- GIVEN EXERCISE
State how many lines hold the string "icon". Give the number and nothing else.

- DATA PROVIDED
● ● ● ●
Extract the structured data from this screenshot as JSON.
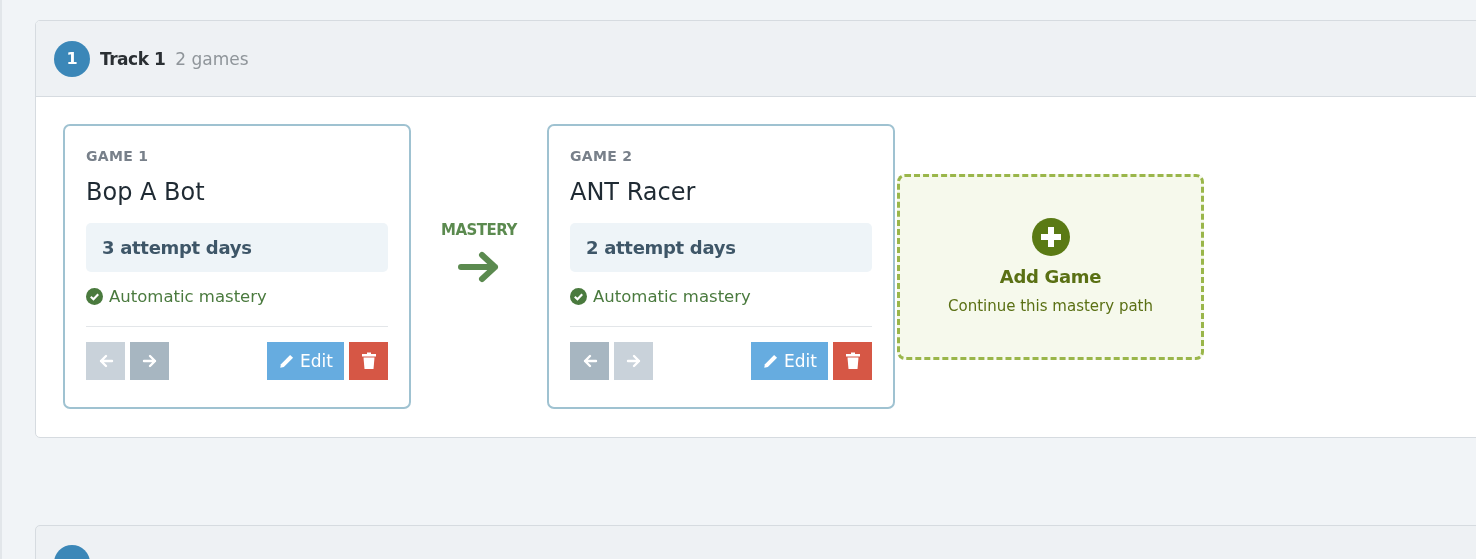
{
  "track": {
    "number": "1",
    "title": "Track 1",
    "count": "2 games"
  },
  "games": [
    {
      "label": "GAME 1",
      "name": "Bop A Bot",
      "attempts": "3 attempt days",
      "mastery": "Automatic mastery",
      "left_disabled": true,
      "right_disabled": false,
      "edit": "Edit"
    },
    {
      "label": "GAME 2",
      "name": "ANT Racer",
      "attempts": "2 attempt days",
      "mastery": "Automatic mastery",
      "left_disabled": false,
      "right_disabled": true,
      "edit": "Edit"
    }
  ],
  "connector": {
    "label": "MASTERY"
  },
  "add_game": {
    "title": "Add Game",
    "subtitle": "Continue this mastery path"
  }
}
● ● ● ●
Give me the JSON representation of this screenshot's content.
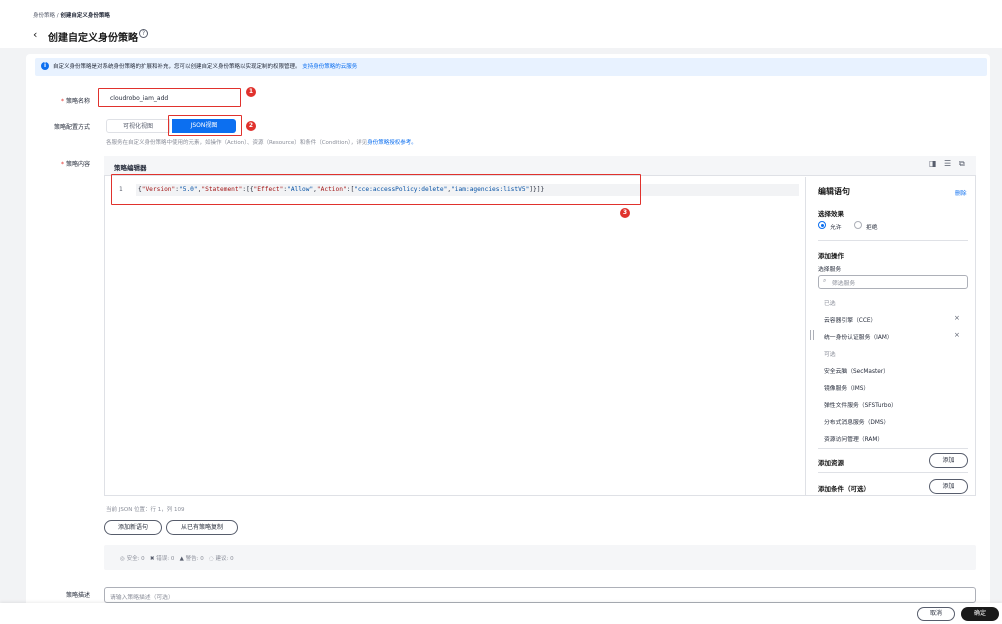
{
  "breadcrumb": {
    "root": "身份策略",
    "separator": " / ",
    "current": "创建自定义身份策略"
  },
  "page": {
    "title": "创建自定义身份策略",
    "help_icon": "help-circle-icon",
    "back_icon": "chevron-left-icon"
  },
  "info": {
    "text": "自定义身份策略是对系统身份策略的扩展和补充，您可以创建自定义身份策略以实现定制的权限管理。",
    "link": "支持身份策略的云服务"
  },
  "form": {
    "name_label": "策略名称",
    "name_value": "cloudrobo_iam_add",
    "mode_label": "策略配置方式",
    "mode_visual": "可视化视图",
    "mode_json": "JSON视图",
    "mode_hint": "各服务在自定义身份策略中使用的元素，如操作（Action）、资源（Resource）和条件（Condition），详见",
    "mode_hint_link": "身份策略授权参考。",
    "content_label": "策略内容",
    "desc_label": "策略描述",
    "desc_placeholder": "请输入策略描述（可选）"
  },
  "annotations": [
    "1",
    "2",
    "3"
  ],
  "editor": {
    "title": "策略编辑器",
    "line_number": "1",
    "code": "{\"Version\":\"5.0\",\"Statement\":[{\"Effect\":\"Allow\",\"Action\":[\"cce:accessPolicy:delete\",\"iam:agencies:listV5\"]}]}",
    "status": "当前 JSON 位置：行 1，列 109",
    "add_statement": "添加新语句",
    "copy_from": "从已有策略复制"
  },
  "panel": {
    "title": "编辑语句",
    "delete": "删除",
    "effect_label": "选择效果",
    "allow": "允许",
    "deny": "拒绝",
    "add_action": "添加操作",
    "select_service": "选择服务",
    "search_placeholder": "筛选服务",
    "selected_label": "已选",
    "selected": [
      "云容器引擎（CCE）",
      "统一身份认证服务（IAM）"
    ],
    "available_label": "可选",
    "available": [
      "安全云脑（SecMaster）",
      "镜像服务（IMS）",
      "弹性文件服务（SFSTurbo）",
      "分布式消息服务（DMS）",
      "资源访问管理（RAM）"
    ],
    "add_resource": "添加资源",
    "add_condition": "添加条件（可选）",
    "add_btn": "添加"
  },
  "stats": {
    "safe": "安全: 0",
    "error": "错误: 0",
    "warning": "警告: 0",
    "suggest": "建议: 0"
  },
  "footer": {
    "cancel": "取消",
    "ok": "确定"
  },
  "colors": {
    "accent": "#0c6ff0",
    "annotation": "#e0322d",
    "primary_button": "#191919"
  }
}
● ● ● ●
- RESPONSE TO THIS TASK
2